_Written instruction_
Without the pictures, set down every line of the data exactly.

>>

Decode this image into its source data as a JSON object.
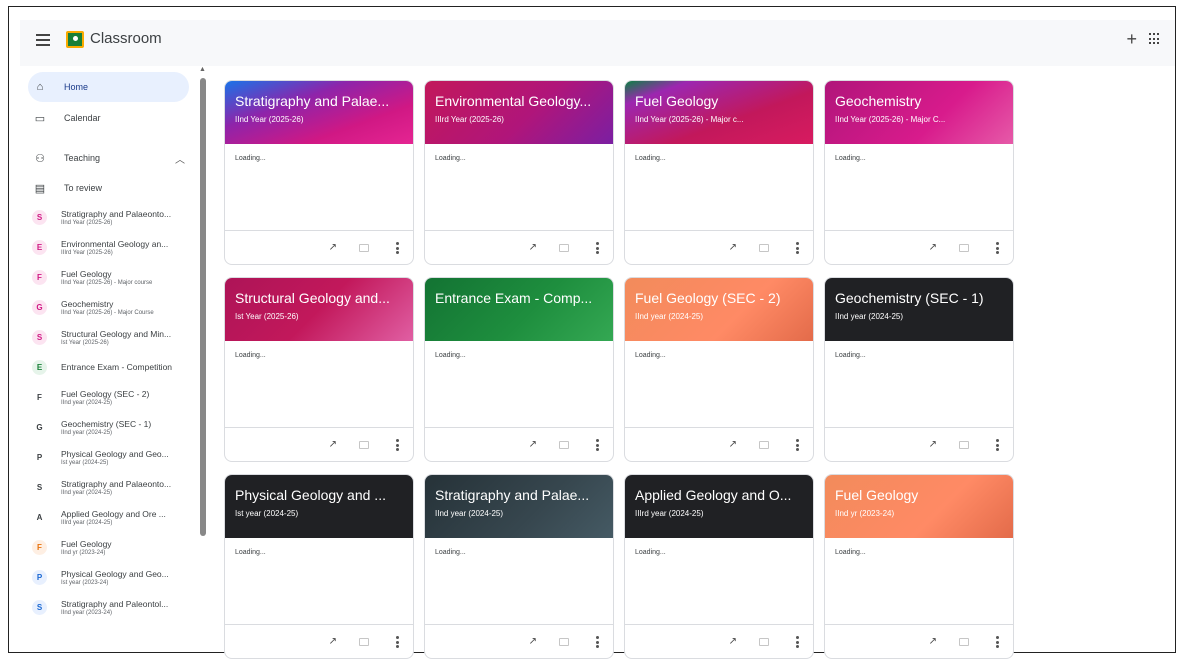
{
  "header": {
    "title": "Classroom"
  },
  "nav": {
    "home": "Home",
    "calendar": "Calendar",
    "teaching": "Teaching",
    "to_review": "To review"
  },
  "sidebar_courses": [
    {
      "letter": "S",
      "title": "Stratigraphy and Palaeonto...",
      "sub": "IInd Year (2025-26)",
      "color": "#d01884",
      "bg": "#fce4f1"
    },
    {
      "letter": "E",
      "title": "Environmental Geology an...",
      "sub": "IIIrd Year (2025-26)",
      "color": "#d01884",
      "bg": "#fce4f1"
    },
    {
      "letter": "F",
      "title": "Fuel Geology",
      "sub": "IInd Year (2025-26) - Major course",
      "color": "#d01884",
      "bg": "#fce4f1"
    },
    {
      "letter": "G",
      "title": "Geochemistry",
      "sub": "IInd Year (2025-26) - Major Course",
      "color": "#d01884",
      "bg": "#fce4f1"
    },
    {
      "letter": "S",
      "title": "Structural Geology and Min...",
      "sub": "Ist Year (2025-26)",
      "color": "#d01884",
      "bg": "#fce4f1"
    },
    {
      "letter": "E",
      "title": "Entrance Exam - Competition",
      "sub": "",
      "color": "#188038",
      "bg": "#e6f4ea"
    },
    {
      "letter": "F",
      "title": "Fuel Geology (SEC - 2)",
      "sub": "IInd year (2024-25)",
      "color": "#3c4043",
      "bg": "#ffffff"
    },
    {
      "letter": "G",
      "title": "Geochemistry (SEC - 1)",
      "sub": "IInd year (2024-25)",
      "color": "#3c4043",
      "bg": "#ffffff"
    },
    {
      "letter": "P",
      "title": "Physical Geology and Geo...",
      "sub": "Ist year (2024-25)",
      "color": "#3c4043",
      "bg": "#ffffff"
    },
    {
      "letter": "S",
      "title": "Stratigraphy and Palaeonto...",
      "sub": "IInd year (2024-25)",
      "color": "#3c4043",
      "bg": "#ffffff"
    },
    {
      "letter": "A",
      "title": "Applied Geology and Ore ...",
      "sub": "IIIrd year (2024-25)",
      "color": "#3c4043",
      "bg": "#ffffff"
    },
    {
      "letter": "F",
      "title": "Fuel Geology",
      "sub": "IInd yr (2023-24)",
      "color": "#e8710a",
      "bg": "#feefe3"
    },
    {
      "letter": "P",
      "title": "Physical Geology and Geo...",
      "sub": "Ist year (2023-24)",
      "color": "#1967d2",
      "bg": "#e8f0fe"
    },
    {
      "letter": "S",
      "title": "Stratigraphy and Paleontol...",
      "sub": "IInd year (2023-24)",
      "color": "#1967d2",
      "bg": "#e8f0fe"
    }
  ],
  "cards": [
    {
      "title": "Stratigraphy and Palae...",
      "sub": "IInd Year (2025-26)",
      "body": "Loading...",
      "bg": "linear-gradient(160deg,#1a73e8 0%,#8e24aa 35%,#d01884 70%,#e52592 100%)"
    },
    {
      "title": "Environmental Geology...",
      "sub": "IIIrd Year (2025-26)",
      "body": "Loading...",
      "bg": "linear-gradient(135deg,#c2185b 0%,#b0157a 55%,#7b1fa2 100%)"
    },
    {
      "title": "Fuel Geology",
      "sub": "IInd Year (2025-26) - Major c...",
      "body": "Loading...",
      "bg": "linear-gradient(160deg,#0b8043 0%,#9c27b0 18%,#c2185b 60%,#d81b60 100%)"
    },
    {
      "title": "Geochemistry",
      "sub": "IInd Year (2025-26) - Major C...",
      "body": "Loading...",
      "bg": "linear-gradient(135deg,#b0157a 0%,#d81b8c 60%,#e65aa8 100%)"
    },
    {
      "title": "Structural Geology and...",
      "sub": "Ist Year (2025-26)",
      "body": "Loading...",
      "bg": "linear-gradient(135deg,#ad1457 0%,#c2185b 50%,#e05fa3 100%)"
    },
    {
      "title": "Entrance Exam - Comp...",
      "sub": "",
      "body": "Loading...",
      "bg": "linear-gradient(135deg,#137333 0%,#1e8e3e 55%,#34a853 100%)"
    },
    {
      "title": "Fuel Geology (SEC - 2)",
      "sub": "IInd year (2024-25)",
      "body": "Loading...",
      "bg": "linear-gradient(135deg,#f28b5b 0%,#ff8a65 60%,#e36b4a 100%)"
    },
    {
      "title": "Geochemistry (SEC - 1)",
      "sub": "IInd year (2024-25)",
      "body": "Loading...",
      "bg": "#202124"
    },
    {
      "title": "Physical Geology and ...",
      "sub": "Ist year (2024-25)",
      "body": "Loading...",
      "bg": "#202124"
    },
    {
      "title": "Stratigraphy and Palae...",
      "sub": "IInd year (2024-25)",
      "body": "Loading...",
      "bg": "linear-gradient(135deg,#263238 0%,#37474f 60%,#455a64 100%)"
    },
    {
      "title": "Applied Geology and O...",
      "sub": "IIIrd year (2024-25)",
      "body": "Loading...",
      "bg": "#202124"
    },
    {
      "title": "Fuel Geology",
      "sub": "IInd yr (2023-24)",
      "body": "Loading...",
      "bg": "linear-gradient(135deg,#f28b5b 0%,#ff8a65 60%,#e36b4a 100%)"
    }
  ]
}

<<

_Answer for the task_
Decode this image into its source data as a JSON object.
{
  "header": {
    "title": "Classroom"
  },
  "nav": {
    "home": "Home",
    "calendar": "Calendar",
    "teaching": "Teaching",
    "to_review": "To review"
  },
  "sidebar_courses": [
    {
      "letter": "S",
      "title": "Stratigraphy and Palaeonto...",
      "sub": "IInd Year (2025-26)",
      "color": "#d01884",
      "bg": "#fce4f1"
    },
    {
      "letter": "E",
      "title": "Environmental Geology an...",
      "sub": "IIIrd Year (2025-26)",
      "color": "#d01884",
      "bg": "#fce4f1"
    },
    {
      "letter": "F",
      "title": "Fuel Geology",
      "sub": "IInd Year (2025-26) - Major course",
      "color": "#d01884",
      "bg": "#fce4f1"
    },
    {
      "letter": "G",
      "title": "Geochemistry",
      "sub": "IInd Year (2025-26) - Major Course",
      "color": "#d01884",
      "bg": "#fce4f1"
    },
    {
      "letter": "S",
      "title": "Structural Geology and Min...",
      "sub": "Ist Year (2025-26)",
      "color": "#d01884",
      "bg": "#fce4f1"
    },
    {
      "letter": "E",
      "title": "Entrance Exam - Competition",
      "sub": "",
      "color": "#188038",
      "bg": "#e6f4ea"
    },
    {
      "letter": "F",
      "title": "Fuel Geology (SEC - 2)",
      "sub": "IInd year (2024-25)",
      "color": "#3c4043",
      "bg": "#ffffff"
    },
    {
      "letter": "G",
      "title": "Geochemistry (SEC - 1)",
      "sub": "IInd year (2024-25)",
      "color": "#3c4043",
      "bg": "#ffffff"
    },
    {
      "letter": "P",
      "title": "Physical Geology and Geo...",
      "sub": "Ist year (2024-25)",
      "color": "#3c4043",
      "bg": "#ffffff"
    },
    {
      "letter": "S",
      "title": "Stratigraphy and Palaeonto...",
      "sub": "IInd year (2024-25)",
      "color": "#3c4043",
      "bg": "#ffffff"
    },
    {
      "letter": "A",
      "title": "Applied Geology and Ore ...",
      "sub": "IIIrd year (2024-25)",
      "color": "#3c4043",
      "bg": "#ffffff"
    },
    {
      "letter": "F",
      "title": "Fuel Geology",
      "sub": "IInd yr (2023-24)",
      "color": "#e8710a",
      "bg": "#feefe3"
    },
    {
      "letter": "P",
      "title": "Physical Geology and Geo...",
      "sub": "Ist year (2023-24)",
      "color": "#1967d2",
      "bg": "#e8f0fe"
    },
    {
      "letter": "S",
      "title": "Stratigraphy and Paleontol...",
      "sub": "IInd year (2023-24)",
      "color": "#1967d2",
      "bg": "#e8f0fe"
    }
  ],
  "cards": [
    {
      "title": "Stratigraphy and Palae...",
      "sub": "IInd Year (2025-26)",
      "body": "Loading...",
      "bg": "linear-gradient(160deg,#1a73e8 0%,#8e24aa 35%,#d01884 70%,#e52592 100%)"
    },
    {
      "title": "Environmental Geology...",
      "sub": "IIIrd Year (2025-26)",
      "body": "Loading...",
      "bg": "linear-gradient(135deg,#c2185b 0%,#b0157a 55%,#7b1fa2 100%)"
    },
    {
      "title": "Fuel Geology",
      "sub": "IInd Year (2025-26) - Major c...",
      "body": "Loading...",
      "bg": "linear-gradient(160deg,#0b8043 0%,#9c27b0 18%,#c2185b 60%,#d81b60 100%)"
    },
    {
      "title": "Geochemistry",
      "sub": "IInd Year (2025-26) - Major C...",
      "body": "Loading...",
      "bg": "linear-gradient(135deg,#b0157a 0%,#d81b8c 60%,#e65aa8 100%)"
    },
    {
      "title": "Structural Geology and...",
      "sub": "Ist Year (2025-26)",
      "body": "Loading...",
      "bg": "linear-gradient(135deg,#ad1457 0%,#c2185b 50%,#e05fa3 100%)"
    },
    {
      "title": "Entrance Exam - Comp...",
      "sub": "",
      "body": "Loading...",
      "bg": "linear-gradient(135deg,#137333 0%,#1e8e3e 55%,#34a853 100%)"
    },
    {
      "title": "Fuel Geology (SEC - 2)",
      "sub": "IInd year (2024-25)",
      "body": "Loading...",
      "bg": "linear-gradient(135deg,#f28b5b 0%,#ff8a65 60%,#e36b4a 100%)"
    },
    {
      "title": "Geochemistry (SEC - 1)",
      "sub": "IInd year (2024-25)",
      "body": "Loading...",
      "bg": "#202124"
    },
    {
      "title": "Physical Geology and ...",
      "sub": "Ist year (2024-25)",
      "body": "Loading...",
      "bg": "#202124"
    },
    {
      "title": "Stratigraphy and Palae...",
      "sub": "IInd year (2024-25)",
      "body": "Loading...",
      "bg": "linear-gradient(135deg,#263238 0%,#37474f 60%,#455a64 100%)"
    },
    {
      "title": "Applied Geology and O...",
      "sub": "IIIrd year (2024-25)",
      "body": "Loading...",
      "bg": "#202124"
    },
    {
      "title": "Fuel Geology",
      "sub": "IInd yr (2023-24)",
      "body": "Loading...",
      "bg": "linear-gradient(135deg,#f28b5b 0%,#ff8a65 60%,#e36b4a 100%)"
    }
  ]
}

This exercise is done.